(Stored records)
━━━━

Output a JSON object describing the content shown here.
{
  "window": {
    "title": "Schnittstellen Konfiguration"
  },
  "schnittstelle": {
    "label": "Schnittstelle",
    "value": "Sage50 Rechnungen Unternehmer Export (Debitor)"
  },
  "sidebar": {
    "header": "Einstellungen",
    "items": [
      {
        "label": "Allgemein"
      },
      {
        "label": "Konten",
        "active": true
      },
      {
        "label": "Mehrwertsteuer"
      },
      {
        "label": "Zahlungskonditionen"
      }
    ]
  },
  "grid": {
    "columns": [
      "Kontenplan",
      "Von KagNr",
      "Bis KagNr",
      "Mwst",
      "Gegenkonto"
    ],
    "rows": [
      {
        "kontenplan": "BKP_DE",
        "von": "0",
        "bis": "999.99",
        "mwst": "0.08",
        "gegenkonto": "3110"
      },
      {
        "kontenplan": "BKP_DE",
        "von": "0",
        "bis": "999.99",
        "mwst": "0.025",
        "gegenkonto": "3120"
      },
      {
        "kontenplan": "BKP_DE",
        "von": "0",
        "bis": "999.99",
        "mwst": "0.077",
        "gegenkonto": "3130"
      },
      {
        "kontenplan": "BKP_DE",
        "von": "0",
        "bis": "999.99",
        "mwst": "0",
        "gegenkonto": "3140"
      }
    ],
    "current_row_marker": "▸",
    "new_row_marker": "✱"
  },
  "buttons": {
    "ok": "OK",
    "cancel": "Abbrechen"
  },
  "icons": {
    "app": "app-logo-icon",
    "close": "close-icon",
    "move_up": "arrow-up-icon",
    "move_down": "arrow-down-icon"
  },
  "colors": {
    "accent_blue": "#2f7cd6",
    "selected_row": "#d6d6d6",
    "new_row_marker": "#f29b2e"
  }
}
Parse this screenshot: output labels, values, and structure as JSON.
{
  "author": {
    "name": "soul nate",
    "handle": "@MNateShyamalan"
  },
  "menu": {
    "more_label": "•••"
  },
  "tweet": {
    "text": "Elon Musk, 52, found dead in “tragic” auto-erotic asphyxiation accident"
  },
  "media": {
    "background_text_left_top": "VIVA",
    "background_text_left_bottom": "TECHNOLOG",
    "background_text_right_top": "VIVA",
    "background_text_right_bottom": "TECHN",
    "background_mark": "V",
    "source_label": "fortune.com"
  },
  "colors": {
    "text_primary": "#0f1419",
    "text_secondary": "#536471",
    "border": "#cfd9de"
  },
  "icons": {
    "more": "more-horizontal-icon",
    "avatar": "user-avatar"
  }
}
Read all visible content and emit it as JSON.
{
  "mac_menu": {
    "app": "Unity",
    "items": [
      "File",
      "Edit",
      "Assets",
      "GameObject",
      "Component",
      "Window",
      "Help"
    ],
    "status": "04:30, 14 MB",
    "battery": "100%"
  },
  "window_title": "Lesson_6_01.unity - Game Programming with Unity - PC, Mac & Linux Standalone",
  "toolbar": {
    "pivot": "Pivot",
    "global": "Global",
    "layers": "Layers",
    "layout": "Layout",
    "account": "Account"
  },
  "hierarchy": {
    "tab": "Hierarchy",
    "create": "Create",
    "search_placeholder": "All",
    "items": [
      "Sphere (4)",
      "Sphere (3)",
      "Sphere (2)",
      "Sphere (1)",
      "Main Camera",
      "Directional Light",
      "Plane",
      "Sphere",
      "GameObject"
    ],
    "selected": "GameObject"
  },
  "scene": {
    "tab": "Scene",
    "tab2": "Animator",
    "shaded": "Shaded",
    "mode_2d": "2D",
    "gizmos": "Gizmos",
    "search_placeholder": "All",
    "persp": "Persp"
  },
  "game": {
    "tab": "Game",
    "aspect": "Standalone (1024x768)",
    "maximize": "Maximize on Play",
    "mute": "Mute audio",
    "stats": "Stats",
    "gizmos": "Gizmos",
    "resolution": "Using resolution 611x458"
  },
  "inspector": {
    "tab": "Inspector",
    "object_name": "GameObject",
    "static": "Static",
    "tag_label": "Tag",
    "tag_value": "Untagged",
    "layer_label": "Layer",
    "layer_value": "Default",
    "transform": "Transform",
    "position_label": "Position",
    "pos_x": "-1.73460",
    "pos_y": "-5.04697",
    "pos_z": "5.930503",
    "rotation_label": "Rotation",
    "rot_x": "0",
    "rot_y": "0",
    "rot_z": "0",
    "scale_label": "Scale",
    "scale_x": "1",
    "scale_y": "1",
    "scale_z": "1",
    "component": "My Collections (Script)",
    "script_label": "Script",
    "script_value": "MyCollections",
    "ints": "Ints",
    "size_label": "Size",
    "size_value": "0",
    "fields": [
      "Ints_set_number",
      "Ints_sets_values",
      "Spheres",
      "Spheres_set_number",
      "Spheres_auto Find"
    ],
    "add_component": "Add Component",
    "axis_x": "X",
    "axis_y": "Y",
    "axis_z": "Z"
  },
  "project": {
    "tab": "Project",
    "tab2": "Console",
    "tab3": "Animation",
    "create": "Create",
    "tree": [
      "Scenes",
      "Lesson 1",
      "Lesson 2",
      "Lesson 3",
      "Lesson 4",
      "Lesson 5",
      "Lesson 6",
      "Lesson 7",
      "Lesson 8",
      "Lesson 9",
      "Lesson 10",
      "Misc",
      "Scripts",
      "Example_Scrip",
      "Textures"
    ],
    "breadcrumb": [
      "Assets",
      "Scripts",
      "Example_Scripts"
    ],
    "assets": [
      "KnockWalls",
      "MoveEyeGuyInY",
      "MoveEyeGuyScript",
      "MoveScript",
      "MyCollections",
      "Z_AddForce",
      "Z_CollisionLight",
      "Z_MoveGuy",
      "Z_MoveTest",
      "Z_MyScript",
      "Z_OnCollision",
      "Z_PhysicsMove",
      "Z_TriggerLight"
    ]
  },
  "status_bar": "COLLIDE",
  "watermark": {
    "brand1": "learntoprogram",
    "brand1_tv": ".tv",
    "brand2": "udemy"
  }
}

━━━━

Print all of the data exactly as it was given.

**Task answer**
Output a JSON object describing the content shown here.
{
  "window": {
    "title": "Schnittstellen Konfiguration"
  },
  "schnittstelle": {
    "label": "Schnittstelle",
    "value": "Sage50 Rechnungen Unternehmer Export (Debitor)"
  },
  "sidebar": {
    "header": "Einstellungen",
    "items": [
      {
        "label": "Allgemein"
      },
      {
        "label": "Konten",
        "active": true
      },
      {
        "label": "Mehrwertsteuer"
      },
      {
        "label": "Zahlungskonditionen"
      }
    ]
  },
  "grid": {
    "columns": [
      "Kontenplan",
      "Von KagNr",
      "Bis KagNr",
      "Mwst",
      "Gegenkonto"
    ],
    "rows": [
      {
        "kontenplan": "BKP_DE",
        "von": "0",
        "bis": "999.99",
        "mwst": "0.08",
        "gegenkonto": "3110"
      },
      {
        "kontenplan": "BKP_DE",
        "von": "0",
        "bis": "999.99",
        "mwst": "0.025",
        "gegenkonto": "3120"
      },
      {
        "kontenplan": "BKP_DE",
        "von": "0",
        "bis": "999.99",
        "mwst": "0.077",
        "gegenkonto": "3130"
      },
      {
        "kontenplan": "BKP_DE",
        "von": "0",
        "bis": "999.99",
        "mwst": "0",
        "gegenkonto": "3140"
      }
    ],
    "current_row_marker": "▸",
    "new_row_marker": "✱"
  },
  "buttons": {
    "ok": "OK",
    "cancel": "Abbrechen"
  },
  "icons": {
    "app": "app-logo-icon",
    "close": "close-icon",
    "move_up": "arrow-up-icon",
    "move_down": "arrow-down-icon"
  },
  "colors": {
    "accent_blue": "#2f7cd6",
    "selected_row": "#d6d6d6",
    "new_row_marker": "#f29b2e"
  }
}
Parse this screenshot: output labels, values, and structure as JSON.
{
  "author": {
    "name": "soul nate",
    "handle": "@MNateShyamalan"
  },
  "menu": {
    "more_label": "•••"
  },
  "tweet": {
    "text": "Elon Musk, 52, found dead in “tragic” auto-erotic asphyxiation accident"
  },
  "media": {
    "background_text_left_top": "VIVA",
    "background_text_left_bottom": "TECHNOLOG",
    "background_text_right_top": "VIVA",
    "background_text_right_bottom": "TECHN",
    "background_mark": "V",
    "source_label": "fortune.com"
  },
  "colors": {
    "text_primary": "#0f1419",
    "text_secondary": "#536471",
    "border": "#cfd9de"
  },
  "icons": {
    "more": "more-horizontal-icon",
    "avatar": "user-avatar"
  }
}
Read all visible content and emit it as JSON.
{
  "mac_menu": {
    "app": "Unity",
    "items": [
      "File",
      "Edit",
      "Assets",
      "GameObject",
      "Component",
      "Window",
      "Help"
    ],
    "status": "04:30, 14 MB",
    "battery": "100%"
  },
  "window_title": "Lesson_6_01.unity - Game Programming with Unity - PC, Mac & Linux Standalone",
  "toolbar": {
    "pivot": "Pivot",
    "global": "Global",
    "layers": "Layers",
    "layout": "Layout",
    "account": "Account"
  },
  "hierarchy": {
    "tab": "Hierarchy",
    "create": "Create",
    "search_placeholder": "All",
    "items": [
      "Sphere (4)",
      "Sphere (3)",
      "Sphere (2)",
      "Sphere (1)",
      "Main Camera",
      "Directional Light",
      "Plane",
      "Sphere",
      "GameObject"
    ],
    "selected": "GameObject"
  },
  "scene": {
    "tab": "Scene",
    "tab2": "Animator",
    "shaded": "Shaded",
    "mode_2d": "2D",
    "gizmos": "Gizmos",
    "search_placeholder": "All",
    "persp": "Persp"
  },
  "game": {
    "tab": "Game",
    "aspect": "Standalone (1024x768)",
    "maximize": "Maximize on Play",
    "mute": "Mute audio",
    "stats": "Stats",
    "gizmos": "Gizmos",
    "resolution": "Using resolution 611x458"
  },
  "inspector": {
    "tab": "Inspector",
    "object_name": "GameObject",
    "static": "Static",
    "tag_label": "Tag",
    "tag_value": "Untagged",
    "layer_label": "Layer",
    "layer_value": "Default",
    "transform": "Transform",
    "position_label": "Position",
    "pos_x": "-1.73460",
    "pos_y": "-5.04697",
    "pos_z": "5.930503",
    "rotation_label": "Rotation",
    "rot_x": "0",
    "rot_y": "0",
    "rot_z": "0",
    "scale_label": "Scale",
    "scale_x": "1",
    "scale_y": "1",
    "scale_z": "1",
    "component": "My Collections (Script)",
    "script_label": "Script",
    "script_value": "MyCollections",
    "ints": "Ints",
    "size_label": "Size",
    "size_value": "0",
    "fields": [
      "Ints_set_number",
      "Ints_sets_values",
      "Spheres",
      "Spheres_set_number",
      "Spheres_auto Find"
    ],
    "add_component": "Add Component",
    "axis_x": "X",
    "axis_y": "Y",
    "axis_z": "Z"
  },
  "project": {
    "tab": "Project",
    "tab2": "Console",
    "tab3": "Animation",
    "create": "Create",
    "tree": [
      "Scenes",
      "Lesson 1",
      "Lesson 2",
      "Lesson 3",
      "Lesson 4",
      "Lesson 5",
      "Lesson 6",
      "Lesson 7",
      "Lesson 8",
      "Lesson 9",
      "Lesson 10",
      "Misc",
      "Scripts",
      "Example_Scrip",
      "Textures"
    ],
    "breadcrumb": [
      "Assets",
      "Scripts",
      "Example_Scripts"
    ],
    "assets": [
      "KnockWalls",
      "MoveEyeGuyInY",
      "MoveEyeGuyScript",
      "MoveScript",
      "MyCollections",
      "Z_AddForce",
      "Z_CollisionLight",
      "Z_MoveGuy",
      "Z_MoveTest",
      "Z_MyScript",
      "Z_OnCollision",
      "Z_PhysicsMove",
      "Z_TriggerLight"
    ]
  },
  "status_bar": "COLLIDE",
  "watermark": {
    "brand1": "learntoprogram",
    "brand1_tv": ".tv",
    "brand2": "udemy"
  }
}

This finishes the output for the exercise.